» **Tasks to carry out**:
• A. In the Milwaukee blog post, how much does the Hyatt charge per day for wi-fi?
• B. Write the next part of the Milwaukee blog post, picking up after its final paragraph.

» **Selected text**:
*** Block opens ***

It's funny: the cheaper the motel, the more likely to find free high-speed Internet access. Here in Milwaukee we're at a Hyatt, and the wi-fi costs ten bucks a day, so I said the hell with it.
This morning we're at the very fine Stone Creeek Cafe down on East Wisconsin St., where you park on the street at a meter for two hours and have a decent latte (and a power pastry, we all need power), and I finally get a little mail.
Much of the political stuff centers on the Downing Street Memo, and P. sends two stories that seem really important to me. The first concerns the recent meeting of the House Judiciary Committee, whose Democrats are apparently considering a Resolution of Inquiry. Don't get too excited, but that could be the first step in a pre-impeachment hearing. Wouldn't that be nice?
Steve Cobble writes about this at The Nation: Opinion
But an even more important link takes you to an article in The (online) Nation about the Washington Post's handling of this emerging story. It shows the Democratic congressmen still have some spunk: The Nation: report on Washington Post story
Speaking of the media, crucial reporting, and truth, Robert Parry has a provocative column on AfterDowningStreet.org which not only suggests what the Left needs to do to correct the sad state of press coverage of the Iraq war and its inception, but also analyzes clearly and efficiently the reasons for the present largely Rightist tilt of the mainstream media. It's worth reading.

*** Block closes ***

[Document structure recognition data]
*** Block opens ***

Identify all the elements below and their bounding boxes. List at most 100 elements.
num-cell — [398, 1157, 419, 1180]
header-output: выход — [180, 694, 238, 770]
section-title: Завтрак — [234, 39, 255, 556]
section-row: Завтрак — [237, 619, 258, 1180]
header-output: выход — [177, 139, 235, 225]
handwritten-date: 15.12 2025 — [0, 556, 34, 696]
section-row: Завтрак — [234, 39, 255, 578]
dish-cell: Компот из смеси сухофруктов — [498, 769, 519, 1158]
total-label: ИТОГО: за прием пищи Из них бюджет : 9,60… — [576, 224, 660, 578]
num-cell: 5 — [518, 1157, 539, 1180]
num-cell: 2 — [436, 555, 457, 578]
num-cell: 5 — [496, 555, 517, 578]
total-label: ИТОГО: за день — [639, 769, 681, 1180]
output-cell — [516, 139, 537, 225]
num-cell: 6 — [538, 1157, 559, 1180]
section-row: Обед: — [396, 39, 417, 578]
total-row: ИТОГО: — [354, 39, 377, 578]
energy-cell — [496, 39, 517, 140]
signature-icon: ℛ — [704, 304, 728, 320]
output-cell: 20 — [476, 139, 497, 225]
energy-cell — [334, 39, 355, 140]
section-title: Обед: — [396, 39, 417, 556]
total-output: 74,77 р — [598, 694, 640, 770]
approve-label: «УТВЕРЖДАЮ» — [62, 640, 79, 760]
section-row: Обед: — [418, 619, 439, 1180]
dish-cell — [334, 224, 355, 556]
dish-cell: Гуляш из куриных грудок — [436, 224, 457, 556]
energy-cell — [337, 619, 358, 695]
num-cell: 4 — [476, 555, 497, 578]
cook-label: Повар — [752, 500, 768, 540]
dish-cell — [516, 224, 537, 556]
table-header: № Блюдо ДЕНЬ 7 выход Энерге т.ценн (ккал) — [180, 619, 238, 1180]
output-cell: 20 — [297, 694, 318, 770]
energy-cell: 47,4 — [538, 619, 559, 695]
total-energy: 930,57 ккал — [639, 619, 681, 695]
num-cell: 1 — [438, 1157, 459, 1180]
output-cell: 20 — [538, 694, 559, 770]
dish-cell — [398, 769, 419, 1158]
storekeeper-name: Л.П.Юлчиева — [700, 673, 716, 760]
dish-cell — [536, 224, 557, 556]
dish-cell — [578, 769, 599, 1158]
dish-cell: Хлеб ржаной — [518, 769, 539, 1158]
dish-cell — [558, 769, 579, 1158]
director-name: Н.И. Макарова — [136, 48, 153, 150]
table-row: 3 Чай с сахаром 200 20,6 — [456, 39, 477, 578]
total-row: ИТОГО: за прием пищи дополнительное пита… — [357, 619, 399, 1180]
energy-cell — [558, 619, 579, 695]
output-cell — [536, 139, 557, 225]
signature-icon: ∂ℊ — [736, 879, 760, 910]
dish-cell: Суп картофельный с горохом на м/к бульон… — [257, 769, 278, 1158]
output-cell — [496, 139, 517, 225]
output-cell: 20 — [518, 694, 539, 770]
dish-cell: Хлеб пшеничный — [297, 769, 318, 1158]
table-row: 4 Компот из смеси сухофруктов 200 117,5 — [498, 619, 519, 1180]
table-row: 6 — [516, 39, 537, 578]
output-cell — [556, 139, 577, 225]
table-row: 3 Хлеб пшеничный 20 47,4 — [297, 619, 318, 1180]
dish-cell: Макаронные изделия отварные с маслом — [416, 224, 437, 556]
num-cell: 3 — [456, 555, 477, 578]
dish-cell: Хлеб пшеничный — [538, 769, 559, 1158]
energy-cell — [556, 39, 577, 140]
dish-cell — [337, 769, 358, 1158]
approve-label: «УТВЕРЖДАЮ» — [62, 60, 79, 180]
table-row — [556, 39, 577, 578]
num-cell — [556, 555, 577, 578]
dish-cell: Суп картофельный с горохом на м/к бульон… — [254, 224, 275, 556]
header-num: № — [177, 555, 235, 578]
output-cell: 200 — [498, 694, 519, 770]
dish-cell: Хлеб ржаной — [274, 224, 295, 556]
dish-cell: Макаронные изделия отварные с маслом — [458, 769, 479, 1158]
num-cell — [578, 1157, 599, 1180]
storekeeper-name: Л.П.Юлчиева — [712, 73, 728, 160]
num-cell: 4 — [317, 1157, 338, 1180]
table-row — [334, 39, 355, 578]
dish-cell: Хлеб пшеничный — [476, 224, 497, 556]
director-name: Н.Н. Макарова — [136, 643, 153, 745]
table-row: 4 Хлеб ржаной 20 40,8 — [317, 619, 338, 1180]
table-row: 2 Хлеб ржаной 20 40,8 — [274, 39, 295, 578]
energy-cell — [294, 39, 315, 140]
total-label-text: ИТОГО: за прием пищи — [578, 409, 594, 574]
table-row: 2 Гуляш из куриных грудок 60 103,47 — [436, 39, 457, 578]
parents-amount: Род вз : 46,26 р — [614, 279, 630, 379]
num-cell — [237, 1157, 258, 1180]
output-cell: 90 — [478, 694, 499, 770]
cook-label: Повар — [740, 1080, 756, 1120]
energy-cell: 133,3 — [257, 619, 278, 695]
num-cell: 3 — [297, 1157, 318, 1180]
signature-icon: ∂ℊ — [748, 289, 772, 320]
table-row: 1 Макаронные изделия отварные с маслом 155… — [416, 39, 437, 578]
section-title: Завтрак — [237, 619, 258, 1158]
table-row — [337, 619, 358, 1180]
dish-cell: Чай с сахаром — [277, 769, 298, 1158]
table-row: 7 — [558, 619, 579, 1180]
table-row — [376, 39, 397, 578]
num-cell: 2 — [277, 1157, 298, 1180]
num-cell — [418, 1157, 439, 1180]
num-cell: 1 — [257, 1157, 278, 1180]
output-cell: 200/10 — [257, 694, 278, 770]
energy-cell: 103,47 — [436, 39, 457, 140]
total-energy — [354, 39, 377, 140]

*** Block closes ***

» **Set of answers**:
• A. Ten dollars a day.

• B.
I've been meaning to mention, too, a Washington Spectator column that ran a while back. (At the website you'll have to dig a little to find the original report; I left our hard copy back in the hotel.)
It's fascinating: it covers the panel of luminaries, including Jimmy Carter, James Baker, and Tom Daschle, into voting irregularities in Florida, Iowa, and Ohio, resulting in discrepancies between exit polls and the official count. Why is this interesting? Because they're just like the discrepancies that were discovered in the Ukraine and in Georgia, where election outcomes had to be reversed.
(Of course this raises, or "begs" as American English is beginning to say, a question: If a president is unseated because it's proved his election was fraudulent, what happens to the officers he appointed while in office?)